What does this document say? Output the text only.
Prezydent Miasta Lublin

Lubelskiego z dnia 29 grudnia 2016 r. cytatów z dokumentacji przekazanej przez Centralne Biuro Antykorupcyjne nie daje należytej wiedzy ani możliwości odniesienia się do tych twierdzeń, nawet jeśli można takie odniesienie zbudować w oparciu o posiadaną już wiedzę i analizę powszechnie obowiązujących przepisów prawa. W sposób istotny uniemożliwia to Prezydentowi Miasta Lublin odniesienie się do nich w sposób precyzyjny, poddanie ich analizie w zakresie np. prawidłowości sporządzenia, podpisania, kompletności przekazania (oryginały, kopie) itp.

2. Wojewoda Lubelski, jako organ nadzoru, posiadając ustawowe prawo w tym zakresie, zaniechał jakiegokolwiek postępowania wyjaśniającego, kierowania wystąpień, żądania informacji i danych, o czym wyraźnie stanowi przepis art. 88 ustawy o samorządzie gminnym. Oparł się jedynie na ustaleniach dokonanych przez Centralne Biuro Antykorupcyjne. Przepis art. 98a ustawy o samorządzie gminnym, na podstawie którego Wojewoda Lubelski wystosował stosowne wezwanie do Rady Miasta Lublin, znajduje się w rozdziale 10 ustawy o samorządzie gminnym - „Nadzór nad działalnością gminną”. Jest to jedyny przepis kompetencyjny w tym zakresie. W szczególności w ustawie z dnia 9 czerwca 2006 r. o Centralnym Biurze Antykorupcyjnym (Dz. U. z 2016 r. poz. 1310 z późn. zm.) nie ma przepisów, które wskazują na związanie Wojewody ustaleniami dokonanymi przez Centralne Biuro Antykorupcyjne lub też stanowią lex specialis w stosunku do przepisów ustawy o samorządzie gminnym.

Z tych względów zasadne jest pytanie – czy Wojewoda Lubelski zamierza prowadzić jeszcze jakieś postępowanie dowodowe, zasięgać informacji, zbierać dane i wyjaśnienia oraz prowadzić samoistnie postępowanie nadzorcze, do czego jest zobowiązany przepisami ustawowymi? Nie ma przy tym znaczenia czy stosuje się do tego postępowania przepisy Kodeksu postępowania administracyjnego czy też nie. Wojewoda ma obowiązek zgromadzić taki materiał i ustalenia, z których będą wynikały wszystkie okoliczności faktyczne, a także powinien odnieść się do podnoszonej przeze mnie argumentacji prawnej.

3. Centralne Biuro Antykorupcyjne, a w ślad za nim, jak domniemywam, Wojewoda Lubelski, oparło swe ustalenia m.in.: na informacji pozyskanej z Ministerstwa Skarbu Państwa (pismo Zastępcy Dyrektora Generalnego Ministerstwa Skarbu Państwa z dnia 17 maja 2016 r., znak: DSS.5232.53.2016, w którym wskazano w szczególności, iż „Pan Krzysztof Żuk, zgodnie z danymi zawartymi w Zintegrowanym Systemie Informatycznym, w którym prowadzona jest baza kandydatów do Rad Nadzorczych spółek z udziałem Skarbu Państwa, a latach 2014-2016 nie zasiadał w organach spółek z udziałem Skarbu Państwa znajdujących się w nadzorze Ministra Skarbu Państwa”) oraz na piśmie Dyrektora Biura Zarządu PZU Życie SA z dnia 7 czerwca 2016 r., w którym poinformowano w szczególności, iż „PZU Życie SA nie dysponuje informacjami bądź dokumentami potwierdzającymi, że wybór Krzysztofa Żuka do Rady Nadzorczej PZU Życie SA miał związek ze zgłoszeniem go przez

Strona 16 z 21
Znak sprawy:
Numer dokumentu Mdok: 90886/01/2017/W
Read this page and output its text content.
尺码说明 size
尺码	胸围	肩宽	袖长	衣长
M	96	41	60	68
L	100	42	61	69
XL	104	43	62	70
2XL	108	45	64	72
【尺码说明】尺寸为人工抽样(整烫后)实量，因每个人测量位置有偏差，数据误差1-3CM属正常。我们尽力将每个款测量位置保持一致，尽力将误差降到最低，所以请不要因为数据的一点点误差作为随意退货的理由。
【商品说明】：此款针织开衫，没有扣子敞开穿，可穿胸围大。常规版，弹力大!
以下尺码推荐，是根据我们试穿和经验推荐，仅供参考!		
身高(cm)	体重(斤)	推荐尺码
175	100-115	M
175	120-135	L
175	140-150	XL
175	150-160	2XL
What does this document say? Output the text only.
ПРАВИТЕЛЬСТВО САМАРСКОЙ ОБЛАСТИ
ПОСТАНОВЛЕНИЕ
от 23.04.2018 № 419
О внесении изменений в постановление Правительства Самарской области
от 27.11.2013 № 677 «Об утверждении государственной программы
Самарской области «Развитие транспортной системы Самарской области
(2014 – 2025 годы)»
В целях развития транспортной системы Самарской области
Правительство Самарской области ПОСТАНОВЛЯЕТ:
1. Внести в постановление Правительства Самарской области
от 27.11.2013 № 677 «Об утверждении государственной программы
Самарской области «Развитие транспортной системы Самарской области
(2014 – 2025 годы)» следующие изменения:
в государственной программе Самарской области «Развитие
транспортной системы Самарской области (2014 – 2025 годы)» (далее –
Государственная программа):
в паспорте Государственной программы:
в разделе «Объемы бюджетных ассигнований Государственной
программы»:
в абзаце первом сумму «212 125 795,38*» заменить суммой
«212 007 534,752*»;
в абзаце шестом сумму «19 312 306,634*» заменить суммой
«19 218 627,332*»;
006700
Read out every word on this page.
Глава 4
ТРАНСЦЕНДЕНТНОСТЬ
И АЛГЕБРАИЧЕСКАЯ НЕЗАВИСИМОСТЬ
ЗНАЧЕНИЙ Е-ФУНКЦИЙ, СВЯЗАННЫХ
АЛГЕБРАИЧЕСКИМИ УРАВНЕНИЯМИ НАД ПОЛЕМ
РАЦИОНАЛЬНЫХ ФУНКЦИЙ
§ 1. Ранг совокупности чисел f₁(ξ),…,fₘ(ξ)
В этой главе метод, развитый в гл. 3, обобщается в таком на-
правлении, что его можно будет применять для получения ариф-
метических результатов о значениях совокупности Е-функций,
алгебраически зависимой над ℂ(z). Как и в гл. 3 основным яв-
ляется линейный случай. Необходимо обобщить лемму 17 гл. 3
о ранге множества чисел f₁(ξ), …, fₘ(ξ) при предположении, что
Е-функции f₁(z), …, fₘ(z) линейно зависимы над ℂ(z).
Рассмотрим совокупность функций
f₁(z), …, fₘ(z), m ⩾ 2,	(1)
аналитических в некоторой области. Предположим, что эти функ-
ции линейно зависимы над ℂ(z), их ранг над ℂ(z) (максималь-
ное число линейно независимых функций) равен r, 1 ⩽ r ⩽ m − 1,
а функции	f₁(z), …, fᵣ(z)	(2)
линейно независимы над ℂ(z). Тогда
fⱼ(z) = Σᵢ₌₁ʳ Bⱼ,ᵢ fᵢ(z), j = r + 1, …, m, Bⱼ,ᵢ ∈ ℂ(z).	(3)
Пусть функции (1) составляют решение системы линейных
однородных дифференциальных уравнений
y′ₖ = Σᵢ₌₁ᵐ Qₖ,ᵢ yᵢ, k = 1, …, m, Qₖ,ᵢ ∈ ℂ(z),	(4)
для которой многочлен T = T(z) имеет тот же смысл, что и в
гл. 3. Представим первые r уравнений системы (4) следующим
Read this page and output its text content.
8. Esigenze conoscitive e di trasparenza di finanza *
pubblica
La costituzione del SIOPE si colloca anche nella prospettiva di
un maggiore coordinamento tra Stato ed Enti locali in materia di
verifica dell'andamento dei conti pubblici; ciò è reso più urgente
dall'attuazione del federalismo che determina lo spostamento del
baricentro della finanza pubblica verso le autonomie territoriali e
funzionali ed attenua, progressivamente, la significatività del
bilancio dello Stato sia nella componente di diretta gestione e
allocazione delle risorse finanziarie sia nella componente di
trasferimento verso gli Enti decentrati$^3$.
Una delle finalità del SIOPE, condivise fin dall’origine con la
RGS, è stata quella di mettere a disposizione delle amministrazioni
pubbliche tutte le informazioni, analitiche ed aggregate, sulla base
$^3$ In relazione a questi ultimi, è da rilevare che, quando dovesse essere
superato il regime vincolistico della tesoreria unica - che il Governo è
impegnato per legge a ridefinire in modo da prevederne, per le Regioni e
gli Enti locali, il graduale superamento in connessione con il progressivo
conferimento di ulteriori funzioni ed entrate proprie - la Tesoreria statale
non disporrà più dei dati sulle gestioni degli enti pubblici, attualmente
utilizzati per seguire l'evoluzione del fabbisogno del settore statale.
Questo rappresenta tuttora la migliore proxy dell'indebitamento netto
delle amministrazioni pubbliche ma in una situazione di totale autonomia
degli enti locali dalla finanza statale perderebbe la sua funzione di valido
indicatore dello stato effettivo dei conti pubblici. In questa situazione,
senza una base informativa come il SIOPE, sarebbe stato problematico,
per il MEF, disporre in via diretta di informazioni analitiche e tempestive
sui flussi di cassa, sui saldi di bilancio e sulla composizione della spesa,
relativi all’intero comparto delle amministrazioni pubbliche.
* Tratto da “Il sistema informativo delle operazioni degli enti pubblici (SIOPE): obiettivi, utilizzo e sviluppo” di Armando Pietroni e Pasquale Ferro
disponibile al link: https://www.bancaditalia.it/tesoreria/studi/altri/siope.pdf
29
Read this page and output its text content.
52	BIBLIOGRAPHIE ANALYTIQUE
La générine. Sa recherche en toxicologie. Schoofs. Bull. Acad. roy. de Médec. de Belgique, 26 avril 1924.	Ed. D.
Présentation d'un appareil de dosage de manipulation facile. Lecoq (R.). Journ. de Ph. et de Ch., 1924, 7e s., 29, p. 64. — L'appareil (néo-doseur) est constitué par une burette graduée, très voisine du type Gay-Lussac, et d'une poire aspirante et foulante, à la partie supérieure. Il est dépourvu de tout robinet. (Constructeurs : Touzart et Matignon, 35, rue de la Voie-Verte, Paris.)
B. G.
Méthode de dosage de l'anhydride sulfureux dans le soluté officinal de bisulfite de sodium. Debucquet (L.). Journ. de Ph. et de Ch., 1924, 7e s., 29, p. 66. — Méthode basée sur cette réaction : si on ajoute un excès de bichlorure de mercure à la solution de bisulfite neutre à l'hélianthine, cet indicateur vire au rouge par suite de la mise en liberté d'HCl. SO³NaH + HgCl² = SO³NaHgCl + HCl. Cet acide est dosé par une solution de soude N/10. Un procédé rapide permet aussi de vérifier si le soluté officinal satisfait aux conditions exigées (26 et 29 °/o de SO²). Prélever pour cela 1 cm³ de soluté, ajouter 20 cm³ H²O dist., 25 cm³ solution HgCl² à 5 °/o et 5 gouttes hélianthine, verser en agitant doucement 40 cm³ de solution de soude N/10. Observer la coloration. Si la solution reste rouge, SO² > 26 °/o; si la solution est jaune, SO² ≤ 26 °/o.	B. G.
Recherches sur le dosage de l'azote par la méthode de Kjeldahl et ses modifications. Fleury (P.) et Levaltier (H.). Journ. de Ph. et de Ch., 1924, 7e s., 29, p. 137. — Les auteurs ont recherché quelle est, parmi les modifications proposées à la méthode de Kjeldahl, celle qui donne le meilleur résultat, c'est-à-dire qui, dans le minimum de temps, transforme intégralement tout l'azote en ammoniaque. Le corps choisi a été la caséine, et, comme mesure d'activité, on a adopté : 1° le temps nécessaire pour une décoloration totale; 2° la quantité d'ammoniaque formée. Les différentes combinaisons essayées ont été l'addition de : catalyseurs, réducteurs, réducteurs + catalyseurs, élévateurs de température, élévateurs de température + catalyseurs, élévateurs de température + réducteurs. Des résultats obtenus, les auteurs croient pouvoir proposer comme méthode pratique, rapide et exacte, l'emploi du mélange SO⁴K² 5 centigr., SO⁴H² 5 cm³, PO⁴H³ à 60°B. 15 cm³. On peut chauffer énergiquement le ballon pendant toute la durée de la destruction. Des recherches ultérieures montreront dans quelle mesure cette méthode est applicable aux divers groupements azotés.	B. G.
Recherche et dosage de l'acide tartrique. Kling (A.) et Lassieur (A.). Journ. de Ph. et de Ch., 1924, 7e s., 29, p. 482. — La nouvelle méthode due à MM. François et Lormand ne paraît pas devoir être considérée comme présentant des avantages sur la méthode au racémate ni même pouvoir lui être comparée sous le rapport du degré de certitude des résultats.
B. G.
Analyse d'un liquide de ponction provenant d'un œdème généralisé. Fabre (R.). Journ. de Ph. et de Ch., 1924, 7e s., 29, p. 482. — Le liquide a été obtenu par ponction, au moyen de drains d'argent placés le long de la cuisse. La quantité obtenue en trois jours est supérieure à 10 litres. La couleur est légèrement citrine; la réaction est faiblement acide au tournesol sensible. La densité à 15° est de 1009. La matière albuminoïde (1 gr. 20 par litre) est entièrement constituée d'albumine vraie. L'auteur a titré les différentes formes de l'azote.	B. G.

========================================================================

SET EXERCISE: Check each line of the records for the word "годы" and extract those that contain it.

TASK RESPONSE:
(2014 – 2025 годы)»
(2014 – 2025 годы)» следующие изменения:
транспортной системы Самарской области (2014 – 2025 годы)» (далее –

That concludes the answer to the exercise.